— Begin RECORDS SHOWN —

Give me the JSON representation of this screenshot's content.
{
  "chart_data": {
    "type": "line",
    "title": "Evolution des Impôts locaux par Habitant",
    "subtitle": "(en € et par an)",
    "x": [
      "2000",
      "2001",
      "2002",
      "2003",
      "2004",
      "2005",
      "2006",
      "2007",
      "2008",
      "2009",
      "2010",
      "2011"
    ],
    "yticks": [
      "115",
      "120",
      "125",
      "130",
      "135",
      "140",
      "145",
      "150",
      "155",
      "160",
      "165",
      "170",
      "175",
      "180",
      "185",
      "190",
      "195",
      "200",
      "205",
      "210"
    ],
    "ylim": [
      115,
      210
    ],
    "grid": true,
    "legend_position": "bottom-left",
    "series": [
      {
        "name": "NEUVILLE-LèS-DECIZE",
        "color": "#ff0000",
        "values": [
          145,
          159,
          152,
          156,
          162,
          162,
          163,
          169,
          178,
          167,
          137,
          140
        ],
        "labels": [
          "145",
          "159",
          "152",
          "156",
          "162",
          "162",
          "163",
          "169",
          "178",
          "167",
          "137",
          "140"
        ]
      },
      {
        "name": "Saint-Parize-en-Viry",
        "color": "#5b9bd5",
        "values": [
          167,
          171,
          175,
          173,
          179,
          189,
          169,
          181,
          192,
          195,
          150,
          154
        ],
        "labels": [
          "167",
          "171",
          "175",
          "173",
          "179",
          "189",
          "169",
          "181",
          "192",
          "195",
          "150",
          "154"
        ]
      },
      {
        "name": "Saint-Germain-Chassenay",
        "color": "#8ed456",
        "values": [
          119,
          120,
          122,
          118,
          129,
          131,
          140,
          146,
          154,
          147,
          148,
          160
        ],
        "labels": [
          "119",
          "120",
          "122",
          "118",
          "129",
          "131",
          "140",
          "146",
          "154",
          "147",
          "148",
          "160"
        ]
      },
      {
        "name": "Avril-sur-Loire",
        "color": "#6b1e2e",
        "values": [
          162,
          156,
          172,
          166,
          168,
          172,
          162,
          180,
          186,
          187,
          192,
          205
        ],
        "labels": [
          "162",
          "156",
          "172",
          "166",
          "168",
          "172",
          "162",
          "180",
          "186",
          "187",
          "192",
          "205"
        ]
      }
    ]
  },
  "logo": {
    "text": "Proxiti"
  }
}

— End RECORDS SHOWN —

→ **WORK TO BE COMPLETED**:
Extract the full listing above without altering anything.

→ **RESPONSE**:
Give me the JSON representation of this screenshot's content.
{
  "chart_data": {
    "type": "line",
    "title": "Evolution des Impôts locaux par Habitant",
    "subtitle": "(en € et par an)",
    "x": [
      "2000",
      "2001",
      "2002",
      "2003",
      "2004",
      "2005",
      "2006",
      "2007",
      "2008",
      "2009",
      "2010",
      "2011"
    ],
    "yticks": [
      "115",
      "120",
      "125",
      "130",
      "135",
      "140",
      "145",
      "150",
      "155",
      "160",
      "165",
      "170",
      "175",
      "180",
      "185",
      "190",
      "195",
      "200",
      "205",
      "210"
    ],
    "ylim": [
      115,
      210
    ],
    "grid": true,
    "legend_position": "bottom-left",
    "series": [
      {
        "name": "NEUVILLE-LèS-DECIZE",
        "color": "#ff0000",
        "values": [
          145,
          159,
          152,
          156,
          162,
          162,
          163,
          169,
          178,
          167,
          137,
          140
        ],
        "labels": [
          "145",
          "159",
          "152",
          "156",
          "162",
          "162",
          "163",
          "169",
          "178",
          "167",
          "137",
          "140"
        ]
      },
      {
        "name": "Saint-Parize-en-Viry",
        "color": "#5b9bd5",
        "values": [
          167,
          171,
          175,
          173,
          179,
          189,
          169,
          181,
          192,
          195,
          150,
          154
        ],
        "labels": [
          "167",
          "171",
          "175",
          "173",
          "179",
          "189",
          "169",
          "181",
          "192",
          "195",
          "150",
          "154"
        ]
      },
      {
        "name": "Saint-Germain-Chassenay",
        "color": "#8ed456",
        "values": [
          119,
          120,
          122,
          118,
          129,
          131,
          140,
          146,
          154,
          147,
          148,
          160
        ],
        "labels": [
          "119",
          "120",
          "122",
          "118",
          "129",
          "131",
          "140",
          "146",
          "154",
          "147",
          "148",
          "160"
        ]
      },
      {
        "name": "Avril-sur-Loire",
        "color": "#6b1e2e",
        "values": [
          162,
          156,
          172,
          166,
          168,
          172,
          162,
          180,
          186,
          187,
          192,
          205
        ],
        "labels": [
          "162",
          "156",
          "172",
          "166",
          "168",
          "172",
          "162",
          "180",
          "186",
          "187",
          "192",
          "205"
        ]
      }
    ]
  },
  "logo": {
    "text": "Proxiti"
  }
}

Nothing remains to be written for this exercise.